» STATED EXERCISE: Collect each line of the records containing the string "Return".
━━━━━━━━━━━━━━━━━━━━━━━━━━━━━━
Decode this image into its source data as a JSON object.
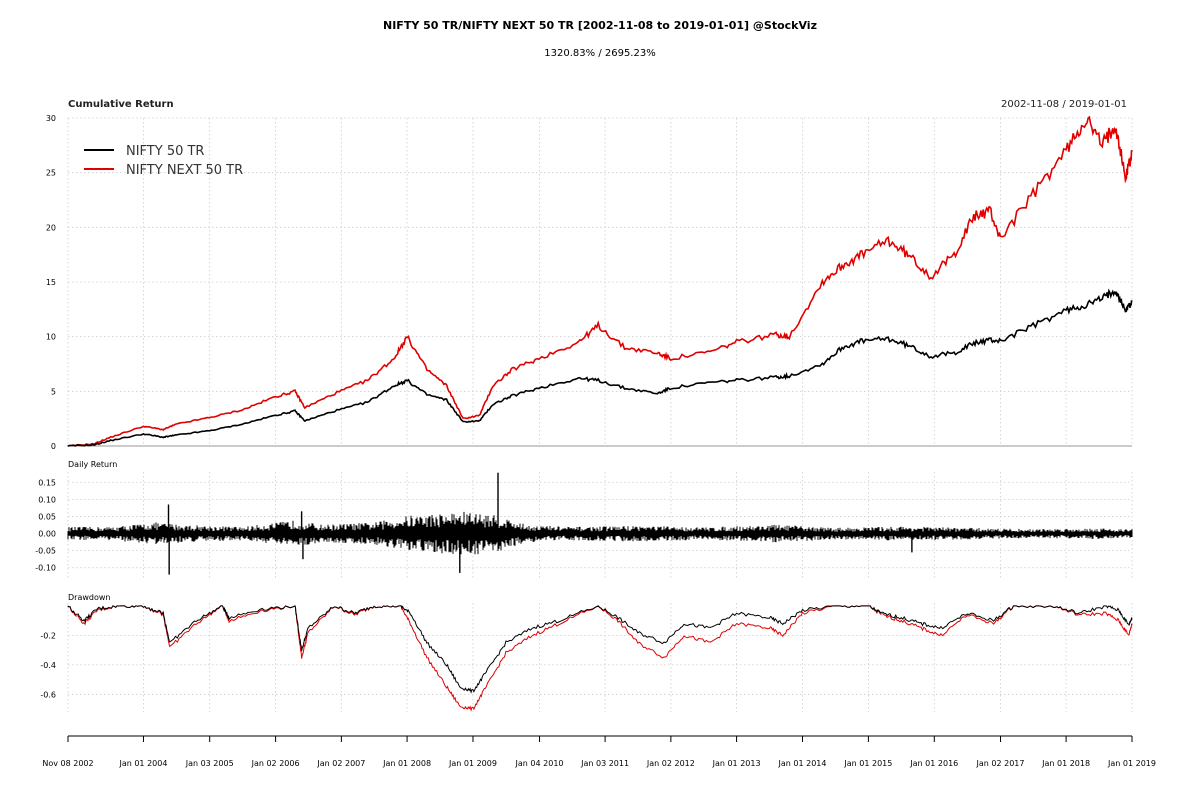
{
  "header": {
    "title": "NIFTY 50 TR/NIFTY NEXT 50 TR [2002-11-08 to 2019-01-01] @StockViz",
    "subtitle": "1320.83% / 2695.23%"
  },
  "chart_data": [
    {
      "type": "line",
      "title": "Cumulative Return",
      "date_range": "2002-11-08 / 2019-01-01",
      "ylim": [
        0,
        30
      ],
      "yticks": [
        0,
        5,
        10,
        15,
        20,
        25,
        30
      ],
      "grid": true,
      "legend_position": "top-left",
      "x": [
        2002.85,
        2003.25,
        2003.5,
        2004.0,
        2004.3,
        2004.5,
        2005.0,
        2005.5,
        2006.0,
        2006.3,
        2006.45,
        2006.9,
        2007.4,
        2007.8,
        2008.0,
        2008.3,
        2008.6,
        2008.85,
        2009.1,
        2009.3,
        2009.6,
        2010.0,
        2010.6,
        2010.9,
        2011.3,
        2011.8,
        2012.0,
        2012.6,
        2013.0,
        2013.6,
        2013.8,
        2014.3,
        2014.6,
        2014.9,
        2015.3,
        2015.6,
        2015.95,
        2016.3,
        2016.6,
        2016.85,
        2017.0,
        2017.5,
        2018.0,
        2018.3,
        2018.55,
        2018.75,
        2018.9,
        2019.0
      ],
      "series": [
        {
          "name": "NIFTY 50 TR",
          "color": "#000000",
          "values": [
            0.0,
            0.1,
            0.5,
            1.1,
            0.8,
            1.0,
            1.4,
            2.0,
            2.8,
            3.2,
            2.3,
            3.2,
            4.0,
            5.5,
            6.0,
            4.7,
            4.2,
            2.2,
            2.3,
            3.8,
            4.6,
            5.3,
            6.2,
            6.0,
            5.3,
            4.8,
            5.3,
            5.8,
            6.0,
            6.3,
            6.4,
            7.5,
            9.0,
            9.6,
            9.8,
            9.2,
            8.2,
            8.5,
            9.4,
            9.7,
            9.6,
            11.0,
            12.4,
            12.9,
            13.5,
            14.3,
            12.4,
            13.2
          ]
        },
        {
          "name": "NIFTY NEXT 50 TR",
          "color": "#e00000",
          "values": [
            0.0,
            0.2,
            0.8,
            1.8,
            1.5,
            2.0,
            2.6,
            3.3,
            4.5,
            5.0,
            3.5,
            4.8,
            6.0,
            8.0,
            10.0,
            7.0,
            5.5,
            2.5,
            2.8,
            5.5,
            7.0,
            8.0,
            9.5,
            11.0,
            9.0,
            8.5,
            8.0,
            8.6,
            9.5,
            10.2,
            10.0,
            15.0,
            16.5,
            17.5,
            18.8,
            17.5,
            15.5,
            17.5,
            21.0,
            21.5,
            19.0,
            23.0,
            27.0,
            30.0,
            27.5,
            29.5,
            24.5,
            26.9
          ]
        }
      ]
    },
    {
      "type": "bar",
      "title": "Daily Return",
      "ylim": [
        -0.13,
        0.18
      ],
      "yticks": [
        -0.1,
        -0.05,
        0.0,
        0.05,
        0.1,
        0.15
      ],
      "ytick_labels": [
        "-0.10",
        "-0.05",
        "0.00",
        "0.05",
        "0.10",
        "0.15"
      ],
      "series": [
        {
          "name": "NIFTY 50 TR",
          "color": "#000000",
          "extremes": [
            {
              "x": 2004.38,
              "value": 0.085
            },
            {
              "x": 2004.39,
              "value": -0.12
            },
            {
              "x": 2009.38,
              "value": 0.178
            },
            {
              "x": 2008.8,
              "value": -0.115
            },
            {
              "x": 2015.66,
              "value": -0.055
            },
            {
              "x": 2006.4,
              "value": 0.065
            },
            {
              "x": 2006.42,
              "value": -0.075
            }
          ]
        }
      ]
    },
    {
      "type": "line",
      "title": "Drawdown",
      "ylim": [
        -0.72,
        0.02
      ],
      "yticks": [
        -0.6,
        -0.4,
        -0.2
      ],
      "ytick_labels": [
        "-0.6",
        "-0.4",
        "-0.2"
      ],
      "x": [
        2002.85,
        2003.1,
        2003.3,
        2003.6,
        2004.0,
        2004.3,
        2004.4,
        2004.8,
        2005.2,
        2005.3,
        2005.8,
        2006.3,
        2006.4,
        2006.5,
        2006.9,
        2007.2,
        2007.5,
        2007.9,
        2008.05,
        2008.3,
        2008.6,
        2008.8,
        2009.0,
        2009.2,
        2009.5,
        2009.9,
        2010.3,
        2010.9,
        2011.2,
        2011.5,
        2011.9,
        2012.2,
        2012.6,
        2013.0,
        2013.5,
        2013.7,
        2014.0,
        2014.5,
        2015.0,
        2015.2,
        2015.5,
        2015.8,
        2016.1,
        2016.5,
        2016.9,
        2017.2,
        2017.8,
        2018.2,
        2018.6,
        2018.8,
        2018.95,
        2019.0
      ],
      "series": [
        {
          "name": "NIFTY 50 TR",
          "color": "#000000",
          "values": [
            0.0,
            -0.1,
            -0.02,
            0.0,
            0.0,
            -0.05,
            -0.25,
            -0.1,
            0.0,
            -0.08,
            -0.02,
            0.0,
            -0.3,
            -0.15,
            0.0,
            -0.05,
            0.0,
            0.0,
            -0.05,
            -0.25,
            -0.4,
            -0.55,
            -0.58,
            -0.45,
            -0.25,
            -0.15,
            -0.1,
            0.0,
            -0.08,
            -0.18,
            -0.25,
            -0.12,
            -0.15,
            -0.05,
            -0.08,
            -0.12,
            -0.03,
            0.0,
            0.0,
            -0.05,
            -0.08,
            -0.12,
            -0.15,
            -0.05,
            -0.1,
            0.0,
            0.0,
            -0.05,
            0.0,
            -0.03,
            -0.13,
            -0.08
          ]
        },
        {
          "name": "NIFTY NEXT 50 TR",
          "color": "#e00000",
          "values": [
            0.0,
            -0.12,
            -0.03,
            0.0,
            0.0,
            -0.06,
            -0.28,
            -0.12,
            0.0,
            -0.1,
            -0.03,
            0.0,
            -0.35,
            -0.18,
            0.0,
            -0.06,
            0.0,
            0.0,
            -0.12,
            -0.35,
            -0.55,
            -0.68,
            -0.7,
            -0.55,
            -0.32,
            -0.2,
            -0.12,
            0.0,
            -0.1,
            -0.25,
            -0.35,
            -0.2,
            -0.25,
            -0.12,
            -0.15,
            -0.2,
            -0.05,
            0.0,
            0.0,
            -0.06,
            -0.1,
            -0.15,
            -0.2,
            -0.06,
            -0.12,
            0.0,
            0.0,
            -0.06,
            -0.05,
            -0.1,
            -0.2,
            -0.12
          ]
        }
      ]
    }
  ],
  "x_axis": {
    "ticks": [
      {
        "x": 2002.855,
        "label": "Nov 08 2002"
      },
      {
        "x": 2004.0,
        "label": "Jan 01 2004"
      },
      {
        "x": 2005.005,
        "label": "Jan 03 2005"
      },
      {
        "x": 2006.005,
        "label": "Jan 02 2006"
      },
      {
        "x": 2007.003,
        "label": "Jan 02 2007"
      },
      {
        "x": 2008.0,
        "label": "Jan 01 2008"
      },
      {
        "x": 2009.0,
        "label": "Jan 01 2009"
      },
      {
        "x": 2010.01,
        "label": "Jan 04 2010"
      },
      {
        "x": 2011.005,
        "label": "Jan 03 2011"
      },
      {
        "x": 2012.003,
        "label": "Jan 02 2012"
      },
      {
        "x": 2013.0,
        "label": "Jan 01 2013"
      },
      {
        "x": 2014.0,
        "label": "Jan 01 2014"
      },
      {
        "x": 2015.0,
        "label": "Jan 01 2015"
      },
      {
        "x": 2016.0,
        "label": "Jan 01 2016"
      },
      {
        "x": 2017.005,
        "label": "Jan 02 2017"
      },
      {
        "x": 2018.0,
        "label": "Jan 01 2018"
      },
      {
        "x": 2019.0,
        "label": "Jan 01 2019"
      }
    ]
  }
}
━━━━━━━━━━━━━━━━━━━━━━━━━━━━━━
» REPLY:
      "title": "Cumulative Return",
      "title": "Daily Return",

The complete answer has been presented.